→ **Aim**: Each line containing the word "finish" should be found and copied.

— start —

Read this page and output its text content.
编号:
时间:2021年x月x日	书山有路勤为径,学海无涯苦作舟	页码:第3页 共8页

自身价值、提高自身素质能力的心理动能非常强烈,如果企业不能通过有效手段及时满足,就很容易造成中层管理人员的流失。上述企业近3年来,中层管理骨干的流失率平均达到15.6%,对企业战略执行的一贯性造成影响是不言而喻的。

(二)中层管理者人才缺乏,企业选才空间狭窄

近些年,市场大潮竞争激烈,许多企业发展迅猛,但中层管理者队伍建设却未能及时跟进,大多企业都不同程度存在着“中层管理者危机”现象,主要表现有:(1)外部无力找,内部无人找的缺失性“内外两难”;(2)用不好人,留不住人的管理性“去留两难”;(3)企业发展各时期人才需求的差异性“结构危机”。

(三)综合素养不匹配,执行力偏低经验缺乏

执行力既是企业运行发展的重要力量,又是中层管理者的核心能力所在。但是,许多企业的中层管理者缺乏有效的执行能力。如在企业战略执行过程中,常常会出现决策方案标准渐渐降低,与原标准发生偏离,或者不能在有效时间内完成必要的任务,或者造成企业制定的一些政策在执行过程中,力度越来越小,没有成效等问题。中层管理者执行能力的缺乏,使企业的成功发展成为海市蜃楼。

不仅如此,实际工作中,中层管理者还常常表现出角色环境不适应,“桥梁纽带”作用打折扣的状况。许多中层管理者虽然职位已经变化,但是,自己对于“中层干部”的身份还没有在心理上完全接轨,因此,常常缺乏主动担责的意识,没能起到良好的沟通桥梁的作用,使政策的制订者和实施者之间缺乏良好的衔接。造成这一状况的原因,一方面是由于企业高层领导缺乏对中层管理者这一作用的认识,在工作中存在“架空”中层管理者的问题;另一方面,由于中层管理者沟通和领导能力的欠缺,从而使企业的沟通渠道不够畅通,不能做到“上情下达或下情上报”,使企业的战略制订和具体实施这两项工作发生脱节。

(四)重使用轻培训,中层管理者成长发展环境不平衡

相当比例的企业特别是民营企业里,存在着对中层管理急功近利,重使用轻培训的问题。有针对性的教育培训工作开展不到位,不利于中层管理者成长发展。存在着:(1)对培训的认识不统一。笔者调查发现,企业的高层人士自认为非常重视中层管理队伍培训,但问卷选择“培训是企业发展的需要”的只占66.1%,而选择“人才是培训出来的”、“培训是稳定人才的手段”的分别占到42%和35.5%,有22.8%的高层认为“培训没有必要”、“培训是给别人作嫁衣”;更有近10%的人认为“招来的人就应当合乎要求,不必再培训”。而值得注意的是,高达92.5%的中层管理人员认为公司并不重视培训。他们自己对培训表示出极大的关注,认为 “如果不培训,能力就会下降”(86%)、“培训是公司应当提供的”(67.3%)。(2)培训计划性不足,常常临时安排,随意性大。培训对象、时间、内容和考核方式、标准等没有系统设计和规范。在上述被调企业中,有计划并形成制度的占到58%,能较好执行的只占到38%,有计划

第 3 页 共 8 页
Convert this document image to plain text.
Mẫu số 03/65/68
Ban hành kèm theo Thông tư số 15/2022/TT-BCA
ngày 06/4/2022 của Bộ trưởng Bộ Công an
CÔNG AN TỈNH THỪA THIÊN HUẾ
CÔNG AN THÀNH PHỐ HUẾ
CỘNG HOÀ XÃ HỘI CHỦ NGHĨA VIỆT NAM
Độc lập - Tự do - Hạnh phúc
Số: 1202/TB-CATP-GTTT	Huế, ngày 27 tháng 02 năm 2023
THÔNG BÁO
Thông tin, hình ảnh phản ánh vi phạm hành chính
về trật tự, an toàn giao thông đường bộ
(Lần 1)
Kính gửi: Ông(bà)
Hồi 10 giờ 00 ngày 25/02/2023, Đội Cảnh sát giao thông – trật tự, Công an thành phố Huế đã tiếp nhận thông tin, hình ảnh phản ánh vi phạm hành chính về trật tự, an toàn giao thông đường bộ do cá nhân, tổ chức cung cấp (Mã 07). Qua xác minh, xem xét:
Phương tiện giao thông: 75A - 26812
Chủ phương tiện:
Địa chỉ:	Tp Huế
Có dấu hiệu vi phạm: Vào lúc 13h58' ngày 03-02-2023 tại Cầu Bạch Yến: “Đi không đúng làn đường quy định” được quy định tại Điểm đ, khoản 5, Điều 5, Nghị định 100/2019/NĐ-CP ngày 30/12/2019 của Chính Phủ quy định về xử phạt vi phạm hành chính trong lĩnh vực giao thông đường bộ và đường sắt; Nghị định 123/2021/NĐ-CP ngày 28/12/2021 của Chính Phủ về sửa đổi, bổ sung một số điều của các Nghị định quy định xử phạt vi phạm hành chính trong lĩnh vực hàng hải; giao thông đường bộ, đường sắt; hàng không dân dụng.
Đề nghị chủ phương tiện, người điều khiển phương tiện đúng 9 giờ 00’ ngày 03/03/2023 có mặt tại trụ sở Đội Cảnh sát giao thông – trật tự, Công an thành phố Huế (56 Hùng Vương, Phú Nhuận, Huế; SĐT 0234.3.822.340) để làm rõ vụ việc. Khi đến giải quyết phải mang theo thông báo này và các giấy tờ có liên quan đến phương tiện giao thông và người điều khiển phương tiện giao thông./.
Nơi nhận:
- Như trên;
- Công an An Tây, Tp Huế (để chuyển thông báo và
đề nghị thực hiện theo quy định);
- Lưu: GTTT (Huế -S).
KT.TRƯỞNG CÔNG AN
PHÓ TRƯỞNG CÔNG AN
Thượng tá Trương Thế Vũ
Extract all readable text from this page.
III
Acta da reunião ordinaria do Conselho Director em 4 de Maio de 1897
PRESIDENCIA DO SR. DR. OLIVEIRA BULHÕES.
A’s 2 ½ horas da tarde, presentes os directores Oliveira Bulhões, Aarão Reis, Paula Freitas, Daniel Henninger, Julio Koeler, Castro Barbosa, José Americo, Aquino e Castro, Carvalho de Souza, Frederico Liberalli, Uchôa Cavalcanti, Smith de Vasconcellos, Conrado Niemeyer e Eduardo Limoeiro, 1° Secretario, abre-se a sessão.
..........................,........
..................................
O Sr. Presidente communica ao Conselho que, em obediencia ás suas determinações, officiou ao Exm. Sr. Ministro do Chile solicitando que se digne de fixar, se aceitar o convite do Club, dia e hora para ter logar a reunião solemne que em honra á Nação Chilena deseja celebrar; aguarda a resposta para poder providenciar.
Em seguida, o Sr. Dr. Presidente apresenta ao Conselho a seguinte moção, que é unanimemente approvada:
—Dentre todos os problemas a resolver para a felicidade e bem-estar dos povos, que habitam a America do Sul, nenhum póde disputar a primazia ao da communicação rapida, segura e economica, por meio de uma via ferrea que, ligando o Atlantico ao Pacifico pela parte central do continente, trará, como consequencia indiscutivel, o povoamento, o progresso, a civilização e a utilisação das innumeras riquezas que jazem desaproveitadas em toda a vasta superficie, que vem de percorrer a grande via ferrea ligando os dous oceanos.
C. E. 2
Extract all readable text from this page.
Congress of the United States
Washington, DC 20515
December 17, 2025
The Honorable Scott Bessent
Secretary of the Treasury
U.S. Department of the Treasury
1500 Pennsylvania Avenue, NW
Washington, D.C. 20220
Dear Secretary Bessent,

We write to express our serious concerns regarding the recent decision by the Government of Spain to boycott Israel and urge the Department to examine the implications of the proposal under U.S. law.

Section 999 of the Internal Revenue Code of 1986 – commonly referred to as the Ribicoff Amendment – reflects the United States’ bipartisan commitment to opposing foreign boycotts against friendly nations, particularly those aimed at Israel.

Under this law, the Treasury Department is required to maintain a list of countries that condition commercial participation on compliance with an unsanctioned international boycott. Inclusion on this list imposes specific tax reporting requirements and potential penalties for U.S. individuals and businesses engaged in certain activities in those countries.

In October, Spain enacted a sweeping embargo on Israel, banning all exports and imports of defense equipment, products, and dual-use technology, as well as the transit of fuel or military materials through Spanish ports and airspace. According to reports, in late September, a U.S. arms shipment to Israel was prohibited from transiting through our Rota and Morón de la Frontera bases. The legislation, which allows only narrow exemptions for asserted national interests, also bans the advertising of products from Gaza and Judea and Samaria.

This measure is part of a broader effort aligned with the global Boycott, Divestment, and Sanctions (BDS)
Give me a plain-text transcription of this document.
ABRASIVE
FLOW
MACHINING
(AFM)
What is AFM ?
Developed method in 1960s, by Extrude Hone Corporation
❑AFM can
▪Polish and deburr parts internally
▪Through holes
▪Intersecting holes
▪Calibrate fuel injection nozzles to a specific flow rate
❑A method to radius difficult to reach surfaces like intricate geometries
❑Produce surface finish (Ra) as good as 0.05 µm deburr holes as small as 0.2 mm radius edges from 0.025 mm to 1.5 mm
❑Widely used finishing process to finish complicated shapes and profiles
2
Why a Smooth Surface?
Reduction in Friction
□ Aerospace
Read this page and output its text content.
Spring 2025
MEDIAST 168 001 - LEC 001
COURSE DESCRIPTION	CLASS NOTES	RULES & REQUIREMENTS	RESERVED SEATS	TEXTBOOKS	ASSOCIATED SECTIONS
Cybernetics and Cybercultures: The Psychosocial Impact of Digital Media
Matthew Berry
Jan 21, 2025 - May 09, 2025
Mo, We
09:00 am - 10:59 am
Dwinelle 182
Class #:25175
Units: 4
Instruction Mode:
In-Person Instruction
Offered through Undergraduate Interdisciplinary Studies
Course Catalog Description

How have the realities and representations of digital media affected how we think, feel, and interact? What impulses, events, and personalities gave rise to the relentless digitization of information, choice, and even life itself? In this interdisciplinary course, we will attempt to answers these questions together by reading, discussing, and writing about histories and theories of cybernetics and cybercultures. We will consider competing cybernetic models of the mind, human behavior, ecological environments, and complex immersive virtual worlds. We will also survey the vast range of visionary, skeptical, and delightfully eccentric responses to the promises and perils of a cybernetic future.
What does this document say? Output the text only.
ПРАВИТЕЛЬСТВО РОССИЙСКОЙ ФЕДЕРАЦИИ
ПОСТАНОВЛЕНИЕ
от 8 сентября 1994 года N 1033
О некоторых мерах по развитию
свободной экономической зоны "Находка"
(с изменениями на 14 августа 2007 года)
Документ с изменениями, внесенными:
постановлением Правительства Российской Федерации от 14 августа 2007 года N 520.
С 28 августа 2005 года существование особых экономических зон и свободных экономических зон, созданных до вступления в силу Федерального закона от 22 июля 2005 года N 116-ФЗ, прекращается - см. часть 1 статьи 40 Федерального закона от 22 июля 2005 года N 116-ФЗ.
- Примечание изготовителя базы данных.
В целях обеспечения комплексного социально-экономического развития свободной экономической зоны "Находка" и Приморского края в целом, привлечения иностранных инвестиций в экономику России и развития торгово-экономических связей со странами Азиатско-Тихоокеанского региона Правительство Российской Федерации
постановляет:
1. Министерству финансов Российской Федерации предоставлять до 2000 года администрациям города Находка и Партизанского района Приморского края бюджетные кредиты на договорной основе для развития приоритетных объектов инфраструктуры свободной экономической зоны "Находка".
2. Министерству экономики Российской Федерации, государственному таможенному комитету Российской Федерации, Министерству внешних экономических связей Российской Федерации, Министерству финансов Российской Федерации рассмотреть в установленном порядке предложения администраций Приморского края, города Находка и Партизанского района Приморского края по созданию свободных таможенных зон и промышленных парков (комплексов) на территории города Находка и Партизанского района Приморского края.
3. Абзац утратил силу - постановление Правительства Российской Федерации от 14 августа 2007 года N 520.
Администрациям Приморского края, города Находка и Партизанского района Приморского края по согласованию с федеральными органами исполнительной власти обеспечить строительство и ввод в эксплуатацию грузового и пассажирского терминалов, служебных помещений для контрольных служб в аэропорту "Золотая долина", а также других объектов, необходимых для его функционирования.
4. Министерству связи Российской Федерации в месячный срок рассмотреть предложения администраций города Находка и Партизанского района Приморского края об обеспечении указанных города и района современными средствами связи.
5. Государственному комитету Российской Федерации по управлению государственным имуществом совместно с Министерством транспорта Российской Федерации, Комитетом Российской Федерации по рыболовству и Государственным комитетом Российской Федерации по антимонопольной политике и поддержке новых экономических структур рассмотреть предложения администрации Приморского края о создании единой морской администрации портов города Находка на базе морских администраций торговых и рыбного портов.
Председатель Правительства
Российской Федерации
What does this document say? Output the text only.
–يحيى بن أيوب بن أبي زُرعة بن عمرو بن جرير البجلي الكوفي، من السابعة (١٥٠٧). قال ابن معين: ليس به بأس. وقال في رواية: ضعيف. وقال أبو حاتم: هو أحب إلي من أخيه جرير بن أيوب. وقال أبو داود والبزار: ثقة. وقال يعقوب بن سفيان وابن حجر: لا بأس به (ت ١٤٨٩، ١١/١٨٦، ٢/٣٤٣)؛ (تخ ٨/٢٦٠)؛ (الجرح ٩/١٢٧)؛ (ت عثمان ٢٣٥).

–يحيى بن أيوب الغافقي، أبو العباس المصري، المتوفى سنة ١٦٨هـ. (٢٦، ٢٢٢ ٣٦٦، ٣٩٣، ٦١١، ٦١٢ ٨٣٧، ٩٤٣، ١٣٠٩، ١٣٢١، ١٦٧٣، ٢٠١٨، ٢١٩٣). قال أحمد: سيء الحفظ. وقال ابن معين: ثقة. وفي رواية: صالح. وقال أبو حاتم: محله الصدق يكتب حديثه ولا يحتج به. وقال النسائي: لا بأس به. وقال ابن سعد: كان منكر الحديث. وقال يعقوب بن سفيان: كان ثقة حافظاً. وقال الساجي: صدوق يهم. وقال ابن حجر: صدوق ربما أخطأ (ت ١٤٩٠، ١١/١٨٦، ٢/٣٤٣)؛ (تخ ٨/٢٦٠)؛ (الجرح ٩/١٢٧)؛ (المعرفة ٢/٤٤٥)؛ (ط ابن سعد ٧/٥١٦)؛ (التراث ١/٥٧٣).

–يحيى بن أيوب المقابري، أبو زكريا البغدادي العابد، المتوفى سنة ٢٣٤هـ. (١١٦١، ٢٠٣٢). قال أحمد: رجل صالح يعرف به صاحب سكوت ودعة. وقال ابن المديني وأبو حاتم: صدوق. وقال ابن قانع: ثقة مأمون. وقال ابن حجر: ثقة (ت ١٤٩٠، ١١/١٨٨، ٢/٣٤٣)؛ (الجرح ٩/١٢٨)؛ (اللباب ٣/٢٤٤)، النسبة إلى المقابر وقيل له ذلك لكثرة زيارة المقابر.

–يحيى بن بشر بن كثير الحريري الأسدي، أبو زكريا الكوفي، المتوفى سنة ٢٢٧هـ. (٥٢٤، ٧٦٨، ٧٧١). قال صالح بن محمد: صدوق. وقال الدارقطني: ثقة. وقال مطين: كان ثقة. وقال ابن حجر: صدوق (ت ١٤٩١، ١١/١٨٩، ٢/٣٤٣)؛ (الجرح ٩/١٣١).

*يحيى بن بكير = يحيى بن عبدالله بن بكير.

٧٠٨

— end —

→ **Exercise answer**:
❑Produce surface finish (Ra) as good as 0.05 µm deburr holes as small as 0.2 mm radius edges from 0.025 mm to 1.5 mm
❑Widely used finishing process to finish complicated shapes and profiles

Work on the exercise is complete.